### Input rows

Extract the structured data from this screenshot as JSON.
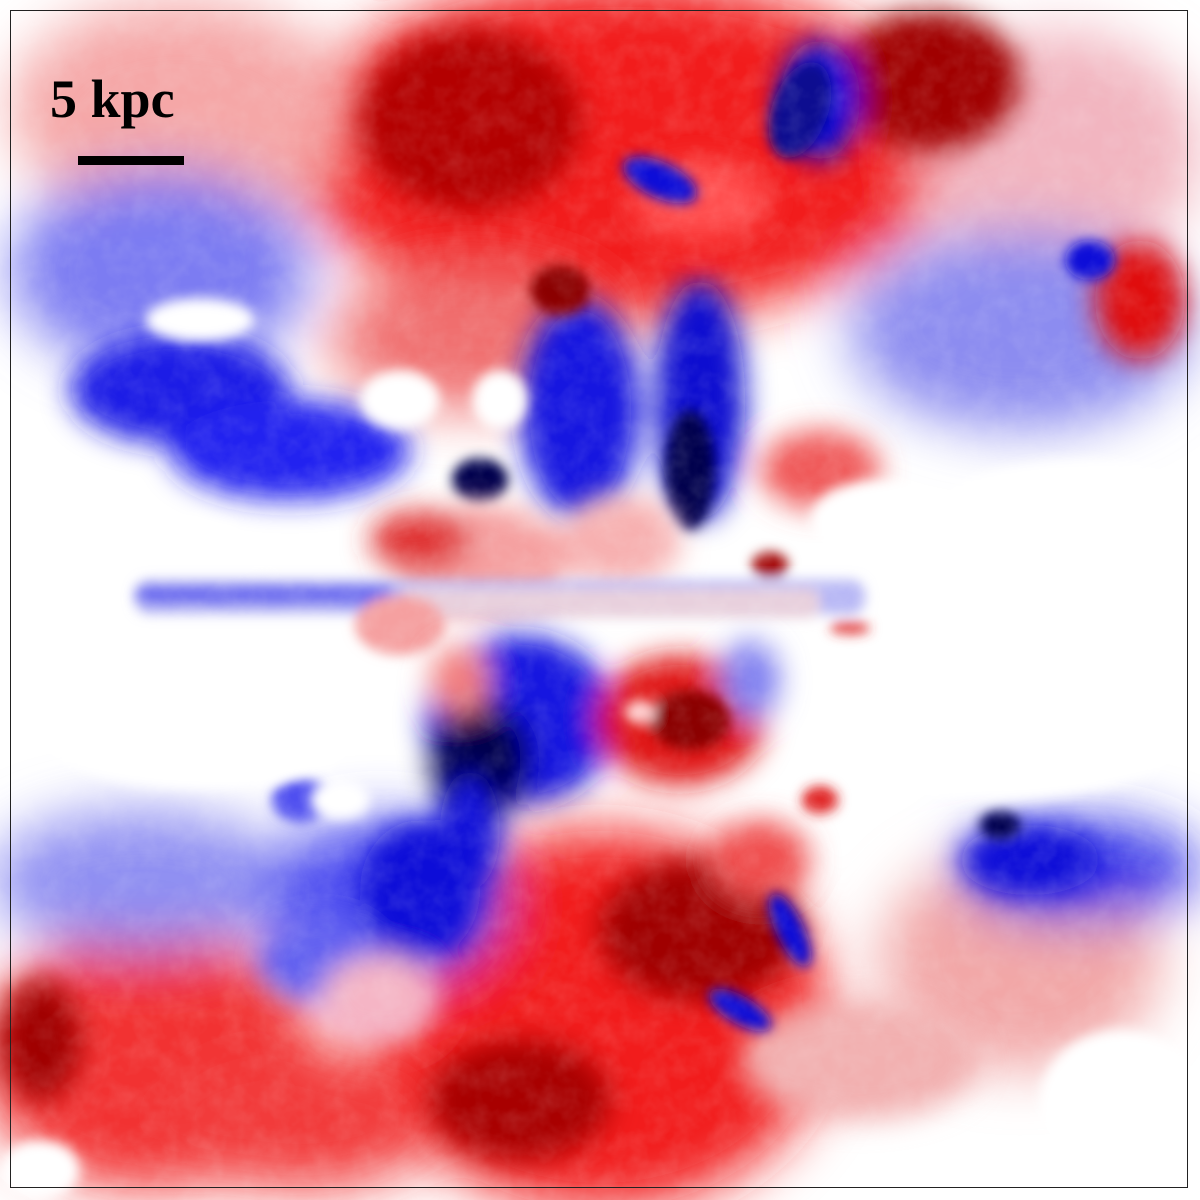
{
  "figure": {
    "scale_bar": {
      "label": "5 kpc"
    },
    "colormap": {
      "positive": "#e41a1c",
      "positive_deep": "#8b0000",
      "negative": "#1a1aff",
      "negative_deep": "#00004d",
      "neutral": "#ffffff"
    }
  }
}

######

▸ **What the task asks**: Give an exact reproduction of every line, leaving out any picture.

▸ **Result of the exercise**:
Extract the structured data from this screenshot as JSON.
{
  "figure": {
    "scale_bar": {
      "label": "5 kpc"
    },
    "colormap": {
      "positive": "#e41a1c",
      "positive_deep": "#8b0000",
      "negative": "#1a1aff",
      "negative_deep": "#00004d",
      "neutral": "#ffffff"
    }
  }
}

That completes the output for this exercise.